ALL YOU NEED IS POD - SEMPRE PIÙ AZIENDE, EDITORI E GRANDI GRUPPI STANNO ENTRANDO NEL MERCATO DEI PODCAST – IN ITALIA, IL MERCATO VALE ANCORA POCO (CIRCA 20 MILIONI L’ANNO), MA IL BASSO COSTO DI PRODUZIONE E L’ALTA VISIBILITÀ GENERATA RENDONO IL FORMAT APPETIBILE COME STRUMENTO DI COMUNICAZIONE E FIDELIZZAZIONE DELLA CLIENTELA - LA PIATTAFORMA PIÙ IMPORTANTE DI DISTRIBUZIONE DÈ SPOTIFY, CON CIRCA IL 70% DEI PODCAST, SEGUITA DA APPLE COL 13% E DA AMAZON COL 3%...
1 - ORMAI TUTTI PAZZI PER I PODCAST
Claudio Plazzotta per "Italia Oggi"

→ Dati forniti:
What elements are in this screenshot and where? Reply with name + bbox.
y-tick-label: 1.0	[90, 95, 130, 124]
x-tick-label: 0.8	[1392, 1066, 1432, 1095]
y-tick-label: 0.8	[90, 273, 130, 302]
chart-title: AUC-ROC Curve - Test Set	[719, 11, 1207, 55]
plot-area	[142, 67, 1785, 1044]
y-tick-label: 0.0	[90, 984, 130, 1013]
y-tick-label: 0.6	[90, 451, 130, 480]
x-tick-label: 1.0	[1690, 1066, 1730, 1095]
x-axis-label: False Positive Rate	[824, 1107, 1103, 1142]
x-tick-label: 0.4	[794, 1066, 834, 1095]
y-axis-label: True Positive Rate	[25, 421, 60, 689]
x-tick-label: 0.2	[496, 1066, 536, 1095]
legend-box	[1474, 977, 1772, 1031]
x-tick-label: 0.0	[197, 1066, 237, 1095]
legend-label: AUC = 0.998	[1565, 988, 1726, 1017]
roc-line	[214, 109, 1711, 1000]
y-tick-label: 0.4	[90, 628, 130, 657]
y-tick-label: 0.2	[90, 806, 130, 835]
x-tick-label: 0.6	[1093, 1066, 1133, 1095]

→ Compiti proposti:
A: Elenca le piattaforme di distribuzione che il brano sul mercato dei podcast nomina, con la quota di podcast indicata per ciascuna.
B: Prosegui il brano sul mercato dei podcast dopo la sua ultima riga.

→ Risposte ai compiti:
A: Spotify, circa il 70%; Apple, il 13%; Amazon, il 3%.

B:
Ci sono le grandi piattaforme come Spotify, Audible, Spreaker, Apple Music, Amazon Music (che anche se ha Audible fa comunque dei podcast pure per conto suo), Storytel o la nuova RaiPlay Sound che commissionano in Italia alcuni podcast, di solito a tema crime, Gen Z o sport, e li pagano mediamente 20 mila euro. Spotify, ad esempio, ne commissiona poche decine all'anno, e versa ai produttori un range tra i 10 e i 50 mila euro a podcast.
Poi ci sono i grandi editori, che hanno ricche collane di podcast, molti gratuiti, e provano a trasformare questa attività in un business collaterale: ad esempio Gedi con la neonata One Podcast, o il Corriere Daily podcast, le radio di Mediaset con la evoluzione di United music che sarà presentata al Festiva di Sanremo.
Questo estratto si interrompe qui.